• **Task requirements**
Find all lines in the listing that include the word "More", then copy them.
== Material supplied ==
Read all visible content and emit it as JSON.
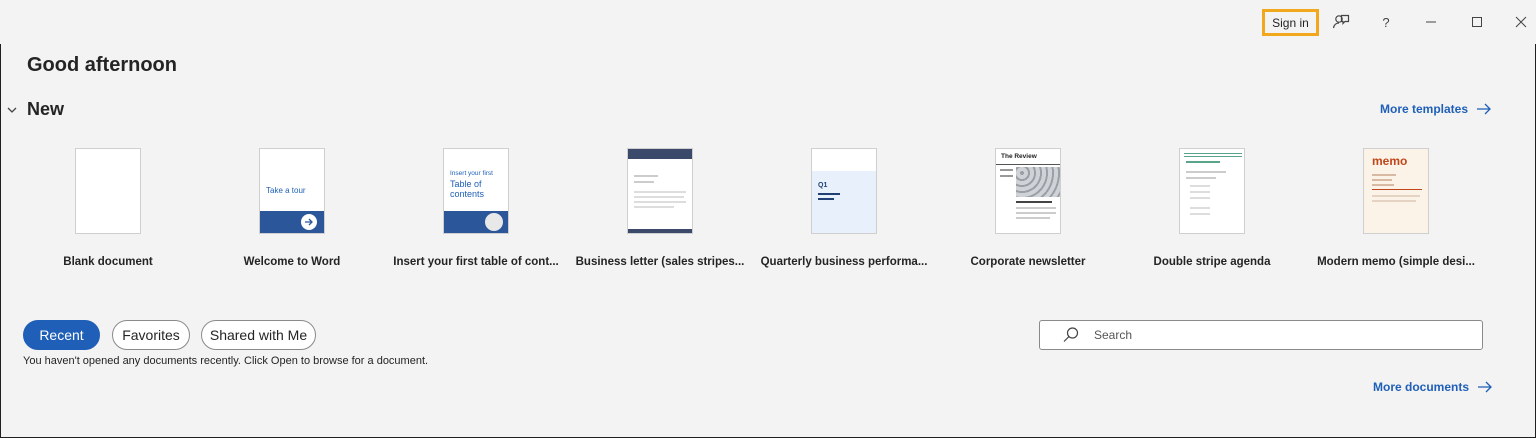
{
  "titlebar": {
    "signin_label": "Sign in",
    "help_label": "?"
  },
  "greeting": "Good afternoon",
  "new_section": {
    "title": "New",
    "more_templates": "More templates"
  },
  "templates": [
    {
      "label": "Blank document",
      "icon": "blank-doc-thumbnail"
    },
    {
      "label": "Welcome to Word",
      "icon": "welcome-thumbnail",
      "thumb_text": "Take a tour"
    },
    {
      "label": "Insert your first table of cont...",
      "icon": "toc-thumbnail",
      "thumb_text_small": "Insert your first",
      "thumb_text_large": "Table of contents"
    },
    {
      "label": "Business letter (sales stripes...",
      "icon": "business-letter-thumbnail"
    },
    {
      "label": "Quarterly business performa...",
      "icon": "quarterly-report-thumbnail",
      "thumb_text": "Q1"
    },
    {
      "label": "Corporate newsletter",
      "icon": "newsletter-thumbnail",
      "thumb_text": "The Review"
    },
    {
      "label": "Double stripe agenda",
      "icon": "agenda-thumbnail"
    },
    {
      "label": "Modern memo (simple desi...",
      "icon": "memo-thumbnail",
      "thumb_text": "memo"
    }
  ],
  "tabs": {
    "recent": "Recent",
    "favorites": "Favorites",
    "shared": "Shared with Me"
  },
  "empty_message": "You haven't opened any documents recently. Click Open to browse for a document.",
  "search": {
    "placeholder": "Search"
  },
  "more_documents": "More documents",
  "colors": {
    "accent": "#1f5fb8",
    "signin_highlight": "#f2a81d",
    "background": "#f3f3f3"
  }
}
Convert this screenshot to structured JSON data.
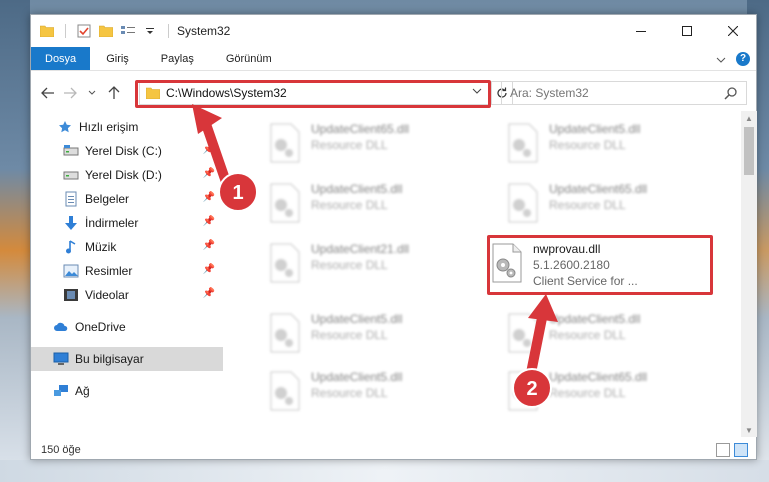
===
• **Problem solution**
    "more_templates": "More templates"
  "more_documents": "More documents",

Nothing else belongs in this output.